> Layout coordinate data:

"""

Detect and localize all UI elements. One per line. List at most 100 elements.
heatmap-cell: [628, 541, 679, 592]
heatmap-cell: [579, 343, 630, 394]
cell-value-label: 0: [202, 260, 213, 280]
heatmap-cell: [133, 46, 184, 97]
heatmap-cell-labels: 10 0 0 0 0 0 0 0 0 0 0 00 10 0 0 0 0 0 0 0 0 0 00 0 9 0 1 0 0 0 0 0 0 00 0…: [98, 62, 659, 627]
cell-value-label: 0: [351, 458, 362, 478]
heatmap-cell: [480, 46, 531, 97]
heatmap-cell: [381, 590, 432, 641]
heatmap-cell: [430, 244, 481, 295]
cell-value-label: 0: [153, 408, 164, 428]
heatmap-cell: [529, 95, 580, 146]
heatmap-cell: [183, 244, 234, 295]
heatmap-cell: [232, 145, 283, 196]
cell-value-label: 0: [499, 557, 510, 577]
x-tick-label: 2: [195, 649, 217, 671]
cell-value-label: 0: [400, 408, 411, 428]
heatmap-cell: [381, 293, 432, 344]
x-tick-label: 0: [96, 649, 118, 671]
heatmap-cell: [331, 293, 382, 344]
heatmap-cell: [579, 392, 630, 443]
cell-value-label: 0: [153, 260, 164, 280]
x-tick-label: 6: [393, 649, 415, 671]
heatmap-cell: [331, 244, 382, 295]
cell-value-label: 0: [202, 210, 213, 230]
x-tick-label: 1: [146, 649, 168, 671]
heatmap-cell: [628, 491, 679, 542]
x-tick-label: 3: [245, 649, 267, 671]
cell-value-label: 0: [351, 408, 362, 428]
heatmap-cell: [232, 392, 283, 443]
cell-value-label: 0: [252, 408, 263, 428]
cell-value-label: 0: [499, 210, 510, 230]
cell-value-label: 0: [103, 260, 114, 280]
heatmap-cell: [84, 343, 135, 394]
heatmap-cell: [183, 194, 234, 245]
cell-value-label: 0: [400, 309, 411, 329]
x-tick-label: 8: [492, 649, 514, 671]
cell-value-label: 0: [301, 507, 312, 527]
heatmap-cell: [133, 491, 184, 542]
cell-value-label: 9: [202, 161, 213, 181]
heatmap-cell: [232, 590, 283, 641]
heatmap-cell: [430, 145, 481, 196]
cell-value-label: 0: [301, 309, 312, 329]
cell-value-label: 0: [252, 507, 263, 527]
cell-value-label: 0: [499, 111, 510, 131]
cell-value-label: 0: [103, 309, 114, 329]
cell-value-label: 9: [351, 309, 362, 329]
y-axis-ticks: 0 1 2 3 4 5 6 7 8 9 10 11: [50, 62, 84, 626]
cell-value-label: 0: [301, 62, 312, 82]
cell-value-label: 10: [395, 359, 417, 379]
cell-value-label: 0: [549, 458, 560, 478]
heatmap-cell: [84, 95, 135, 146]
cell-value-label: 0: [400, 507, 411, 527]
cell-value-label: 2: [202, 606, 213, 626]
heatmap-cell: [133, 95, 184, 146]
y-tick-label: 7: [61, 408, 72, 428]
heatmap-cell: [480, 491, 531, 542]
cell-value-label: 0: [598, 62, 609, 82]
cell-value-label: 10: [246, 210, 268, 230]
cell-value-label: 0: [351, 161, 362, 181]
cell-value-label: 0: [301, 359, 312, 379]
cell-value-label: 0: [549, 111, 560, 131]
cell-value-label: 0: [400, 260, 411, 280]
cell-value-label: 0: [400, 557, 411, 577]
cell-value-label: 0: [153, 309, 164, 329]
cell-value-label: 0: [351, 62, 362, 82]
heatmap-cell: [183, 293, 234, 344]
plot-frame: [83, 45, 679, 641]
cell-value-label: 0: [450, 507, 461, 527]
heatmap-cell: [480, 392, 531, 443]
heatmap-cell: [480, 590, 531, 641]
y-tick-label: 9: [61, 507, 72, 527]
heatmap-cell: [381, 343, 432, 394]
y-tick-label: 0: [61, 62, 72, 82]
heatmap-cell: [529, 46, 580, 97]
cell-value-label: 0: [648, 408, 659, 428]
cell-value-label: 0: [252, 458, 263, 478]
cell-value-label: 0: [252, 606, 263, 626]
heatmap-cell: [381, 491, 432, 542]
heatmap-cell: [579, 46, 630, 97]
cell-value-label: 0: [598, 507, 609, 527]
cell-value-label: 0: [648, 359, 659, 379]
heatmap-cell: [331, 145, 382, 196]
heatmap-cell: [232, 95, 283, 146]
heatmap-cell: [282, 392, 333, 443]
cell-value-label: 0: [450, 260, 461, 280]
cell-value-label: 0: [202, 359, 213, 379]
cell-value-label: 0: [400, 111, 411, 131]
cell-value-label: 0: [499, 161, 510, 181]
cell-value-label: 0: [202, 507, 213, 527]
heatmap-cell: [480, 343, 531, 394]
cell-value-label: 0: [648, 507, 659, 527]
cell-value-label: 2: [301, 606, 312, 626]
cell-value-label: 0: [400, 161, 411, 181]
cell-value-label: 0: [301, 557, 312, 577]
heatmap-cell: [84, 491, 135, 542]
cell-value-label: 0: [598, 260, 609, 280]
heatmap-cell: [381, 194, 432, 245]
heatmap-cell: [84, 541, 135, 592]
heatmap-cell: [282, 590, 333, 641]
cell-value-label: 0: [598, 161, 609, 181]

"""

> EXERCISE BRIEF: Rewrite the entries above, substituting "x-axis-tick" for every occurrence of "x-tick-label" and leaving everything else unchanged.

> TASK RESPONSE:
Detect and localize all UI elements. One per line. List at most 100 elements.
heatmap-cell: [628, 541, 679, 592]
heatmap-cell: [579, 343, 630, 394]
cell-value-label: 0: [202, 260, 213, 280]
heatmap-cell: [133, 46, 184, 97]
heatmap-cell-labels: 10 0 0 0 0 0 0 0 0 0 0 00 10 0 0 0 0 0 0 0 0 0 00 0 9 0 1 0 0 0 0 0 0 00 0…: [98, 62, 659, 627]
cell-value-label: 0: [351, 458, 362, 478]
heatmap-cell: [480, 46, 531, 97]
heatmap-cell: [381, 590, 432, 641]
heatmap-cell: [430, 244, 481, 295]
cell-value-label: 0: [153, 408, 164, 428]
heatmap-cell: [529, 95, 580, 146]
heatmap-cell: [183, 244, 234, 295]
heatmap-cell: [232, 145, 283, 196]
cell-value-label: 0: [499, 557, 510, 577]
x-axis-tick: 2: [195, 649, 217, 671]
cell-value-label: 0: [400, 408, 411, 428]
heatmap-cell: [381, 293, 432, 344]
x-axis-tick: 0: [96, 649, 118, 671]
heatmap-cell: [331, 293, 382, 344]
heatmap-cell: [579, 392, 630, 443]
cell-value-label: 0: [153, 260, 164, 280]
x-axis-tick: 6: [393, 649, 415, 671]
heatmap-cell: [331, 244, 382, 295]
cell-value-label: 0: [202, 210, 213, 230]
x-axis-tick: 1: [146, 649, 168, 671]
heatmap-cell: [628, 491, 679, 542]
x-axis-tick: 3: [245, 649, 267, 671]
cell-value-label: 0: [351, 408, 362, 428]
heatmap-cell: [232, 392, 283, 443]
cell-value-label: 0: [252, 408, 263, 428]
cell-value-label: 0: [499, 210, 510, 230]
cell-value-label: 0: [103, 260, 114, 280]
heatmap-cell: [84, 343, 135, 394]
heatmap-cell: [183, 194, 234, 245]
cell-value-label: 0: [400, 309, 411, 329]
x-axis-tick: 8: [492, 649, 514, 671]
cell-value-label: 0: [301, 507, 312, 527]
heatmap-cell: [133, 491, 184, 542]
cell-value-label: 9: [202, 161, 213, 181]
heatmap-cell: [232, 590, 283, 641]
heatmap-cell: [430, 145, 481, 196]
cell-value-label: 0: [301, 309, 312, 329]
cell-value-label: 0: [252, 507, 263, 527]
cell-value-label: 0: [499, 111, 510, 131]
cell-value-label: 0: [103, 309, 114, 329]
cell-value-label: 9: [351, 309, 362, 329]
y-axis-ticks: 0 1 2 3 4 5 6 7 8 9 10 11: [50, 62, 84, 626]
cell-value-label: 0: [301, 62, 312, 82]
cell-value-label: 10: [395, 359, 417, 379]
cell-value-label: 0: [549, 458, 560, 478]
heatmap-cell: [84, 95, 135, 146]
cell-value-label: 0: [400, 507, 411, 527]
cell-value-label: 2: [202, 606, 213, 626]
heatmap-cell: [133, 95, 184, 146]
y-tick-label: 7: [61, 408, 72, 428]
heatmap-cell: [480, 491, 531, 542]
cell-value-label: 0: [598, 62, 609, 82]
cell-value-label: 10: [246, 210, 268, 230]
cell-value-label: 0: [351, 161, 362, 181]
cell-value-label: 0: [301, 359, 312, 379]
cell-value-label: 0: [549, 111, 560, 131]
cell-value-label: 0: [400, 260, 411, 280]
cell-value-label: 0: [400, 557, 411, 577]
cell-value-label: 0: [153, 309, 164, 329]
cell-value-label: 0: [351, 62, 362, 82]
heatmap-cell: [183, 293, 234, 344]
plot-frame: [83, 45, 679, 641]
cell-value-label: 0: [450, 507, 461, 527]
heatmap-cell: [480, 392, 531, 443]
heatmap-cell: [480, 590, 531, 641]
y-tick-label: 9: [61, 507, 72, 527]
heatmap-cell: [381, 343, 432, 394]
y-tick-label: 0: [61, 62, 72, 82]
heatmap-cell: [529, 46, 580, 97]
cell-value-label: 0: [648, 408, 659, 428]
cell-value-label: 0: [252, 458, 263, 478]
cell-value-label: 0: [252, 606, 263, 626]
heatmap-cell: [381, 491, 432, 542]
heatmap-cell: [579, 46, 630, 97]
cell-value-label: 0: [598, 507, 609, 527]
cell-value-label: 0: [648, 359, 659, 379]
heatmap-cell: [331, 145, 382, 196]
heatmap-cell: [232, 95, 283, 146]
heatmap-cell: [282, 392, 333, 443]
cell-value-label: 0: [450, 260, 461, 280]
cell-value-label: 0: [202, 359, 213, 379]
cell-value-label: 0: [400, 111, 411, 131]
cell-value-label: 0: [499, 161, 510, 181]
cell-value-label: 0: [202, 507, 213, 527]
heatmap-cell: [480, 343, 531, 394]
cell-value-label: 0: [648, 507, 659, 527]
cell-value-label: 2: [301, 606, 312, 626]
cell-value-label: 0: [400, 161, 411, 181]
cell-value-label: 0: [301, 557, 312, 577]
heatmap-cell: [84, 491, 135, 542]
cell-value-label: 0: [598, 260, 609, 280]
heatmap-cell: [381, 194, 432, 245]
heatmap-cell: [84, 541, 135, 592]
heatmap-cell: [282, 590, 333, 641]
cell-value-label: 0: [598, 161, 609, 181]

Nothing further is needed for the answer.